*Your instructions*:
From the entries that follow, list every line in which the string "this" appears.

*Extracted records*:
_ _ _ _ _
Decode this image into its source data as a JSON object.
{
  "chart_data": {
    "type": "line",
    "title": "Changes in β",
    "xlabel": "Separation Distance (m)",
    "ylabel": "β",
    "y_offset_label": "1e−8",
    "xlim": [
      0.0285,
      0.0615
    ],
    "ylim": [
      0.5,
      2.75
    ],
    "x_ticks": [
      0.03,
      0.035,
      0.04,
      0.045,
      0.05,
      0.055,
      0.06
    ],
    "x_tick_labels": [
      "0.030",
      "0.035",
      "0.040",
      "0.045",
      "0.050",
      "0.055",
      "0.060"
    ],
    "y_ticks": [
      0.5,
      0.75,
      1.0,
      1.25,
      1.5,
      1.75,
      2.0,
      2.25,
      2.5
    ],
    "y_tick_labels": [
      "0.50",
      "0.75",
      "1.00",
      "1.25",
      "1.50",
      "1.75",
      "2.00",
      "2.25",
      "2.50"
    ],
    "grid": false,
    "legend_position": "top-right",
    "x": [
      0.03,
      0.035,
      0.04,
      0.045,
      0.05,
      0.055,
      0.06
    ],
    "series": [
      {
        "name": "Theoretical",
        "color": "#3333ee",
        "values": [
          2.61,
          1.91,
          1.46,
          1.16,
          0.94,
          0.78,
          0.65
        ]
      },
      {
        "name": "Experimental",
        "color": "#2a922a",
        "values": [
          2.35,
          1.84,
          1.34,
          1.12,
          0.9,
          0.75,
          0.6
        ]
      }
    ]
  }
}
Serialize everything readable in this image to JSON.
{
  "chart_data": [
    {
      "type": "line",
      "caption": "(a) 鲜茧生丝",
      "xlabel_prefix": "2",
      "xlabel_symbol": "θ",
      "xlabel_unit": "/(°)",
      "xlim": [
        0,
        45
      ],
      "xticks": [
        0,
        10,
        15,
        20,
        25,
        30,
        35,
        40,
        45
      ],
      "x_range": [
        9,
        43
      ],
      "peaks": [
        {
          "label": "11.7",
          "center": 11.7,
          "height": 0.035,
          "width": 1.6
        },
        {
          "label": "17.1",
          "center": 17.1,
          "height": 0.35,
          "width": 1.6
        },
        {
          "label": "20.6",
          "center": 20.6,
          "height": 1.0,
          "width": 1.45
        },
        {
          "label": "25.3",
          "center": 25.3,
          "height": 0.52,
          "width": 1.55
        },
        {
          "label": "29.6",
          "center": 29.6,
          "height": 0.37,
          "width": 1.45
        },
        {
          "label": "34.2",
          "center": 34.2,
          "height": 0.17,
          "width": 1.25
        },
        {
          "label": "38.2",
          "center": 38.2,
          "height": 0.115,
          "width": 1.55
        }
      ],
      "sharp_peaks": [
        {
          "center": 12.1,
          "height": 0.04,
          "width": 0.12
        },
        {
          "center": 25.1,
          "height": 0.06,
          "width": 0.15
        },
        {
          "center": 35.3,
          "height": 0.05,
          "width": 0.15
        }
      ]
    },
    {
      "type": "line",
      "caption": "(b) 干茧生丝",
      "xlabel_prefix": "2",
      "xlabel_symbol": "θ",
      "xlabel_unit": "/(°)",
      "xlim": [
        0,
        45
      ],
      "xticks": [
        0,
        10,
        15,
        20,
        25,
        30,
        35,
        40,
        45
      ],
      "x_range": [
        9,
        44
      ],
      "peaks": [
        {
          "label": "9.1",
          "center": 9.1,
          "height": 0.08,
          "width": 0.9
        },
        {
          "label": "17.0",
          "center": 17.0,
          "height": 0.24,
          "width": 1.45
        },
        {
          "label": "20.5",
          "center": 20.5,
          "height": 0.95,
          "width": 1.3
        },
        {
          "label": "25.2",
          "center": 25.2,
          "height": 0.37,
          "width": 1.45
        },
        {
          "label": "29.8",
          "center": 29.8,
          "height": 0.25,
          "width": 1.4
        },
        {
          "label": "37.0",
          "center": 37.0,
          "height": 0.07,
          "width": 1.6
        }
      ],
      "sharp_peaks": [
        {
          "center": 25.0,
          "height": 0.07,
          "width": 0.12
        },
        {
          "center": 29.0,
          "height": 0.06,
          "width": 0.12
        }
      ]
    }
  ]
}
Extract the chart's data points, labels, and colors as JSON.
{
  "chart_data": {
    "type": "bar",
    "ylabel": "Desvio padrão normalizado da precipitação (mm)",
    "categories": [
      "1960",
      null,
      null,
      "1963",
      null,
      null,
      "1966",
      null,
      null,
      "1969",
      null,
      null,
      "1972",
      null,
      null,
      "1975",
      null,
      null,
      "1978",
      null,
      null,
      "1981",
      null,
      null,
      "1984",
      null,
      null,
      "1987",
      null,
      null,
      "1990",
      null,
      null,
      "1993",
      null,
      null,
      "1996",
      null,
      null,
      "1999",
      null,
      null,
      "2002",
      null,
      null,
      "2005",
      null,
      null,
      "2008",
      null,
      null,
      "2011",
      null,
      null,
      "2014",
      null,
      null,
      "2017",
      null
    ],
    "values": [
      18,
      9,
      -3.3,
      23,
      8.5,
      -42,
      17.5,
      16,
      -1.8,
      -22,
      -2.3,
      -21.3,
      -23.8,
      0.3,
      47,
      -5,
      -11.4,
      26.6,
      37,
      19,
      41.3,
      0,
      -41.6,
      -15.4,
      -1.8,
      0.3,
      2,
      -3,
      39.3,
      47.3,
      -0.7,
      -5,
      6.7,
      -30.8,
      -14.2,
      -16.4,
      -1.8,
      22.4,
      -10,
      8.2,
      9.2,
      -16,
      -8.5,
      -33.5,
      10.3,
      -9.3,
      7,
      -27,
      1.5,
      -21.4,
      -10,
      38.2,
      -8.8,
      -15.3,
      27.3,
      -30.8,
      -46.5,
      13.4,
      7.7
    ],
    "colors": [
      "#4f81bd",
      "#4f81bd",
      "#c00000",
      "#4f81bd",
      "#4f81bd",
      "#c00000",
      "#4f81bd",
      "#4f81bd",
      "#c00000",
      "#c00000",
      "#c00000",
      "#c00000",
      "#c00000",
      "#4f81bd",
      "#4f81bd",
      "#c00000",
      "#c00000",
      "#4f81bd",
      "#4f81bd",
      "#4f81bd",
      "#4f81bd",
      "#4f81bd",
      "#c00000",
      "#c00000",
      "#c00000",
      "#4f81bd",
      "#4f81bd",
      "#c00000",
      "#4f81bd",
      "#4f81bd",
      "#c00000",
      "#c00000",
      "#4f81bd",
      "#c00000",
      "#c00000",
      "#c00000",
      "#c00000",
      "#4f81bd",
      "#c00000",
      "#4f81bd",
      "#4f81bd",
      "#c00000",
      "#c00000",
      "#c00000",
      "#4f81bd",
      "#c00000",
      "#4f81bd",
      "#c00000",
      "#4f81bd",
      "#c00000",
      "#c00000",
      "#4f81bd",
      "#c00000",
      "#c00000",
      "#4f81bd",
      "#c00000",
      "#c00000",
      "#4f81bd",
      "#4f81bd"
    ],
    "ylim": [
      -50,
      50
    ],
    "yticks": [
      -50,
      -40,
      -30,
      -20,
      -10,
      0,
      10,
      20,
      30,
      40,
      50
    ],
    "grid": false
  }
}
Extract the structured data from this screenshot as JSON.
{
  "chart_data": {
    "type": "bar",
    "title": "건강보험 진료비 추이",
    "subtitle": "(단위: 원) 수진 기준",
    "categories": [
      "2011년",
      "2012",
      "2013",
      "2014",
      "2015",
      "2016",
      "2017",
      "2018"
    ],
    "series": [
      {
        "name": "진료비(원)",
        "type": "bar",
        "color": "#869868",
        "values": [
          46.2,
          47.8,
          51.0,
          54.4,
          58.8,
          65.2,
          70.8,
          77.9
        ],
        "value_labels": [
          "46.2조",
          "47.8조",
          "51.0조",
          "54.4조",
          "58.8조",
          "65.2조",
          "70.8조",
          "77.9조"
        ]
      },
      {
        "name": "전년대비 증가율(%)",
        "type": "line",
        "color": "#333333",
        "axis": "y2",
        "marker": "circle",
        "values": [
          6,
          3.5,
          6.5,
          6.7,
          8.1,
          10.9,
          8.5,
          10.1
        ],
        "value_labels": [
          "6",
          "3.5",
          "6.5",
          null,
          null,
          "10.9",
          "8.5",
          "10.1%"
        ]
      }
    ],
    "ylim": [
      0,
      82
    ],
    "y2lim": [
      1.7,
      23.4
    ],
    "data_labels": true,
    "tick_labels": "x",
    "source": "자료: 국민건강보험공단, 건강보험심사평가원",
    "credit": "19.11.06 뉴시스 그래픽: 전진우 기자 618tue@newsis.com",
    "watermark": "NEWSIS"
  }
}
_ _ _ _ _
*Response below*:
Decode this image into its source data as a JSON object.
Serialize everything readable in this image to JSON.
Extract the structured data from this screenshot as JSON.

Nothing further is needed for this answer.